## BEGIN Data
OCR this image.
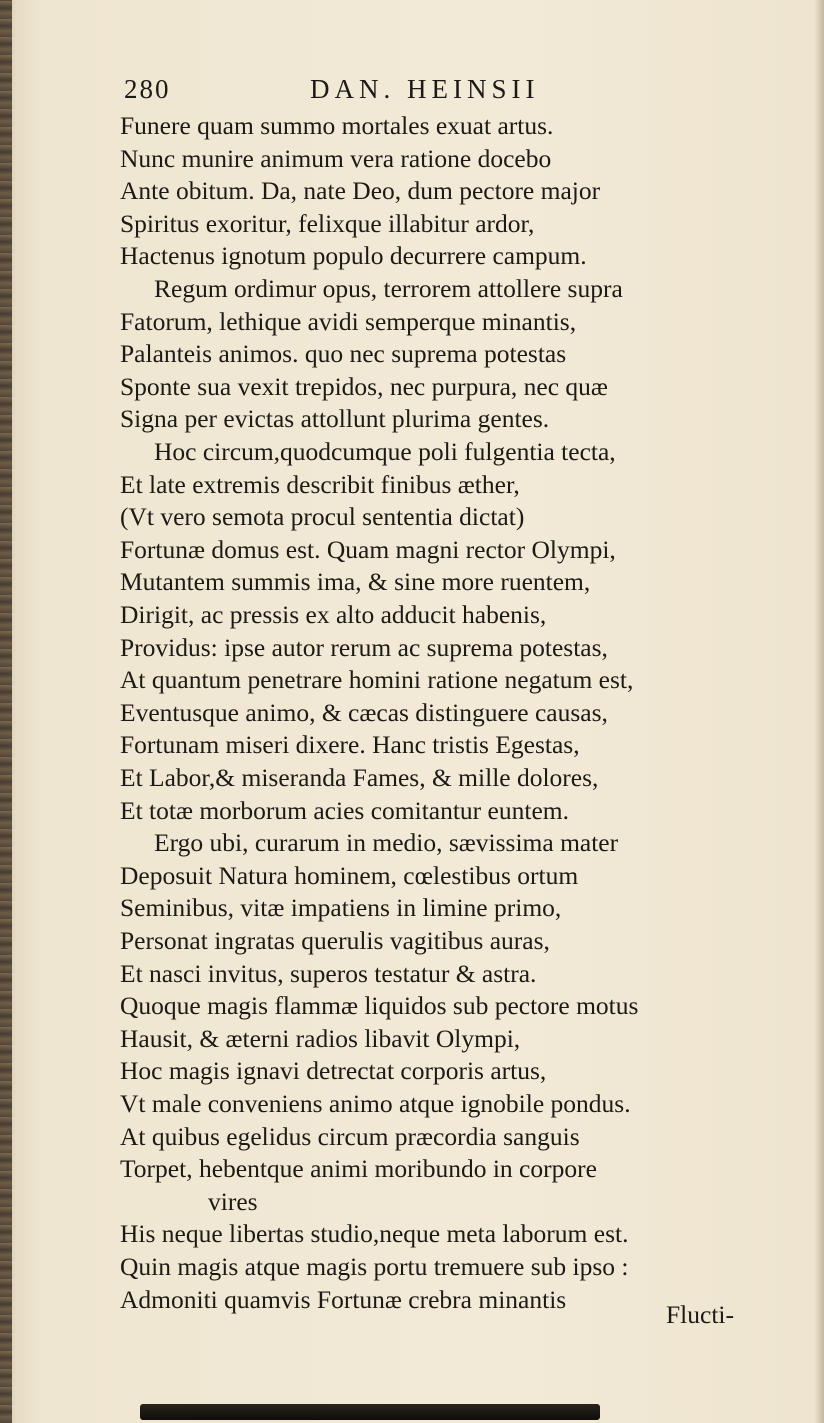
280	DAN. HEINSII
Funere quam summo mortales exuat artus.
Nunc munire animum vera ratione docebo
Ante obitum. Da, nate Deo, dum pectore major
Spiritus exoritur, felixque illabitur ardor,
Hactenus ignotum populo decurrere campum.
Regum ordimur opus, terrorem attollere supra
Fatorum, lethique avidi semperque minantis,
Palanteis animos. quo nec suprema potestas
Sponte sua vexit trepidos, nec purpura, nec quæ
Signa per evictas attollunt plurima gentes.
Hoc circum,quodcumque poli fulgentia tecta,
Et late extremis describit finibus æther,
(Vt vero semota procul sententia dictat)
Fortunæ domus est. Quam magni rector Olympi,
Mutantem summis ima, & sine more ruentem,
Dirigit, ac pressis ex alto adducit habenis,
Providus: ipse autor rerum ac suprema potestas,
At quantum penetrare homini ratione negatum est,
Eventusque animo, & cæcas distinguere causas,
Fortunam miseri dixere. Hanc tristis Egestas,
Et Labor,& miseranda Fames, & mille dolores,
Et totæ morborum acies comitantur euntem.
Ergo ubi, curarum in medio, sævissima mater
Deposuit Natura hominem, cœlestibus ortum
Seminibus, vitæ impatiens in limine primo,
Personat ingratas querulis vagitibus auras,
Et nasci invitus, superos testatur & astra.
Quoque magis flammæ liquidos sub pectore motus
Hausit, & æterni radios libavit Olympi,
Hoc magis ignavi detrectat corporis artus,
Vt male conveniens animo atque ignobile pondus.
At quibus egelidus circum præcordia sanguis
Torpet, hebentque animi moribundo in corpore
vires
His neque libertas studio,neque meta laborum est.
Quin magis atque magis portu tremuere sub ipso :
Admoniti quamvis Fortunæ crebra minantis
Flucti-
## END Data
* [What the task requires] Copy the data character for character, but drop all pictures from the copy.

* [Result for this exercise]
OCR this image.
280	DAN. HEINSII
Funere quam summo mortales exuat artus.
Nunc munire animum vera ratione docebo
Ante obitum. Da, nate Deo, dum pectore major
Spiritus exoritur, felixque illabitur ardor,
Hactenus ignotum populo decurrere campum.
Regum ordimur opus, terrorem attollere supra
Fatorum, lethique avidi semperque minantis,
Palanteis animos. quo nec suprema potestas
Sponte sua vexit trepidos, nec purpura, nec quæ
Signa per evictas attollunt plurima gentes.
Hoc circum,quodcumque poli fulgentia tecta,
Et late extremis describit finibus æther,
(Vt vero semota procul sententia dictat)
Fortunæ domus est. Quam magni rector Olympi,
Mutantem summis ima, & sine more ruentem,
Dirigit, ac pressis ex alto adducit habenis,
Providus: ipse autor rerum ac suprema potestas,
At quantum penetrare homini ratione negatum est,
Eventusque animo, & cæcas distinguere causas,
Fortunam miseri dixere. Hanc tristis Egestas,
Et Labor,& miseranda Fames, & mille dolores,
Et totæ morborum acies comitantur euntem.
Ergo ubi, curarum in medio, sævissima mater
Deposuit Natura hominem, cœlestibus ortum
Seminibus, vitæ impatiens in limine primo,
Personat ingratas querulis vagitibus auras,
Et nasci invitus, superos testatur & astra.
Quoque magis flammæ liquidos sub pectore motus
Hausit, & æterni radios libavit Olympi,
Hoc magis ignavi detrectat corporis artus,
Vt male conveniens animo atque ignobile pondus.
At quibus egelidus circum præcordia sanguis
Torpet, hebentque animi moribundo in corpore
vires
His neque libertas studio,neque meta laborum est.
Quin magis atque magis portu tremuere sub ipso :
Admoniti quamvis Fortunæ crebra minantis
Flucti-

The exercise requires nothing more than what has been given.